■ **Dataset records**
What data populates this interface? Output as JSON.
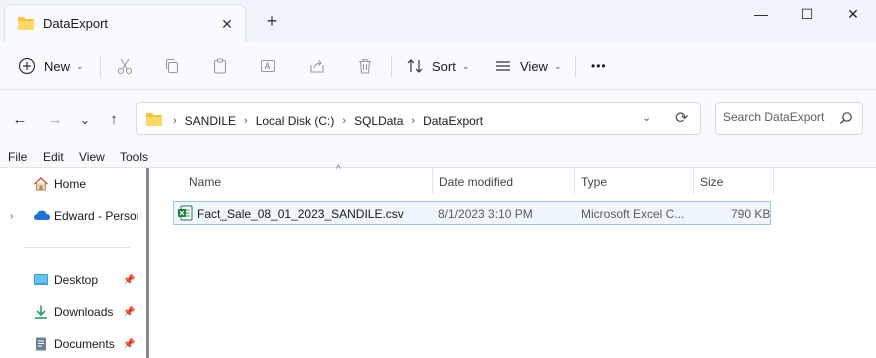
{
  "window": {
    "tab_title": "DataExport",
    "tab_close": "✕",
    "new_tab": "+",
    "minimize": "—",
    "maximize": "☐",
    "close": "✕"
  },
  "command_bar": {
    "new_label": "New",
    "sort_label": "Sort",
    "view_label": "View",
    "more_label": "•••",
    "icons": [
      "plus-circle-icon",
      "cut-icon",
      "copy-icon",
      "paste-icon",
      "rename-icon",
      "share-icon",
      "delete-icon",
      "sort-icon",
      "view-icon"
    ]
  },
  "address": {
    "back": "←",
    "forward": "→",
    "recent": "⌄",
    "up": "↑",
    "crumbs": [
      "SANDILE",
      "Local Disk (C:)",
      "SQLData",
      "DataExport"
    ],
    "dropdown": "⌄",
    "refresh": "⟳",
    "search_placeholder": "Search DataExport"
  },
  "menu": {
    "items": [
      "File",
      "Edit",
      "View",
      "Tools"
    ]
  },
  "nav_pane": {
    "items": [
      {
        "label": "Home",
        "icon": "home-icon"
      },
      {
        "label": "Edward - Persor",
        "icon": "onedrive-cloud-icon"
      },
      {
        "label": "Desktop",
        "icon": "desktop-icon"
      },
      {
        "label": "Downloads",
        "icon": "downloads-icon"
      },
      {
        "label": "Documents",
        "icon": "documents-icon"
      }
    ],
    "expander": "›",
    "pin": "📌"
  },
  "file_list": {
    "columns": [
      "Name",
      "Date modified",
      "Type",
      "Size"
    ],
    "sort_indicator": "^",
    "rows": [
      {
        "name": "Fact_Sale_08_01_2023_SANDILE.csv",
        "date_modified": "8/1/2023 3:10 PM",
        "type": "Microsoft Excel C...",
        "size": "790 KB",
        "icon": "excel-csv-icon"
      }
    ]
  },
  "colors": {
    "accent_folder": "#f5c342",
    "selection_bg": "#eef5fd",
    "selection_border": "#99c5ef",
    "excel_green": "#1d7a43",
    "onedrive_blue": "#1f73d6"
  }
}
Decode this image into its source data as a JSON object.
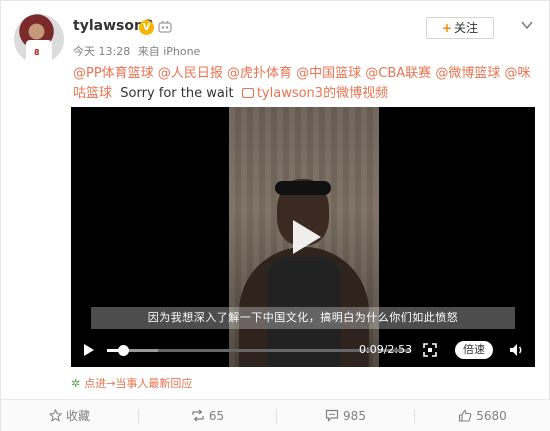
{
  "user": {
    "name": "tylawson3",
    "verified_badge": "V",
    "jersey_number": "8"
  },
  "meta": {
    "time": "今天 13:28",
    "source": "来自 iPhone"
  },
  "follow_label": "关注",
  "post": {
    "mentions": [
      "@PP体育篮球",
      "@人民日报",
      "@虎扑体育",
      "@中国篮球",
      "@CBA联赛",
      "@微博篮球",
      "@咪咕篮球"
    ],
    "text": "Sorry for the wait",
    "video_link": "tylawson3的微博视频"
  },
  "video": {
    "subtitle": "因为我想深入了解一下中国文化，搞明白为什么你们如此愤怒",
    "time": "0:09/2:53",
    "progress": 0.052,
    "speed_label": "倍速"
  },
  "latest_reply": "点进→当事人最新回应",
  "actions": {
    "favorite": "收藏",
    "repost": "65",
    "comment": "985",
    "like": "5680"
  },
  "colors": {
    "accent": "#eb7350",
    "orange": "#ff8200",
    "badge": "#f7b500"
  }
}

■ **Task to complete**
Word for word, quote the lines above. Omit the pictures.

■ **Result for this exercise**
What data populates this interface? Output as JSON.
{
  "window": {
    "tab_title": "DataExport",
    "tab_close": "✕",
    "new_tab": "+",
    "minimize": "—",
    "maximize": "☐",
    "close": "✕"
  },
  "command_bar": {
    "new_label": "New",
    "sort_label": "Sort",
    "view_label": "View",
    "more_label": "•••",
    "icons": [
      "plus-circle-icon",
      "cut-icon",
      "copy-icon",
      "paste-icon",
      "rename-icon",
      "share-icon",
      "delete-icon",
      "sort-icon",
      "view-icon"
    ]
  },
  "address": {
    "back": "←",
    "forward": "→",
    "recent": "⌄",
    "up": "↑",
    "crumbs": [
      "SANDILE",
      "Local Disk (C:)",
      "SQLData",
      "DataExport"
    ],
    "dropdown": "⌄",
    "refresh": "⟳",
    "search_placeholder": "Search DataExport"
  },
  "menu": {
    "items": [
      "File",
      "Edit",
      "View",
      "Tools"
    ]
  },
  "nav_pane": {
    "items": [
      {
        "label": "Home",
        "icon": "home-icon"
      },
      {
        "label": "Edward - Persor",
        "icon": "onedrive-cloud-icon"
      },
      {
        "label": "Desktop",
        "icon": "desktop-icon"
      },
      {
        "label": "Downloads",
        "icon": "downloads-icon"
      },
      {
        "label": "Documents",
        "icon": "documents-icon"
      }
    ],
    "expander": "›",
    "pin": "📌"
  },
  "file_list": {
    "columns": [
      "Name",
      "Date modified",
      "Type",
      "Size"
    ],
    "sort_indicator": "^",
    "rows": [
      {
        "name": "Fact_Sale_08_01_2023_SANDILE.csv",
        "date_modified": "8/1/2023 3:10 PM",
        "type": "Microsoft Excel C...",
        "size": "790 KB",
        "icon": "excel-csv-icon"
      }
    ]
  },
  "colors": {
    "accent_folder": "#f5c342",
    "selection_bg": "#eef5fd",
    "selection_border": "#99c5ef",
    "excel_green": "#1d7a43",
    "onedrive_blue": "#1f73d6"
  }
}
Decode this image into its source data as a JSON object.
{
  "user": {
    "name": "tylawson3",
    "verified_badge": "V",
    "jersey_number": "8"
  },
  "meta": {
    "time": "今天 13:28",
    "source": "来自 iPhone"
  },
  "follow_label": "关注",
  "post": {
    "mentions": [
      "@PP体育篮球",
      "@人民日报",
      "@虎扑体育",
      "@中国篮球",
      "@CBA联赛",
      "@微博篮球",
      "@咪咕篮球"
    ],
    "text": "Sorry for the wait",
    "video_link": "tylawson3的微博视频"
  },
  "video": {
    "subtitle": "因为我想深入了解一下中国文化，搞明白为什么你们如此愤怒",
    "time": "0:09/2:53",
    "progress": 0.052,
    "speed_label": "倍速"
  },
  "latest_reply": "点进→当事人最新回应",
  "actions": {
    "favorite": "收藏",
    "repost": "65",
    "comment": "985",
    "like": "5680"
  },
  "colors": {
    "accent": "#eb7350",
    "orange": "#ff8200",
    "badge": "#f7b500"
  }
}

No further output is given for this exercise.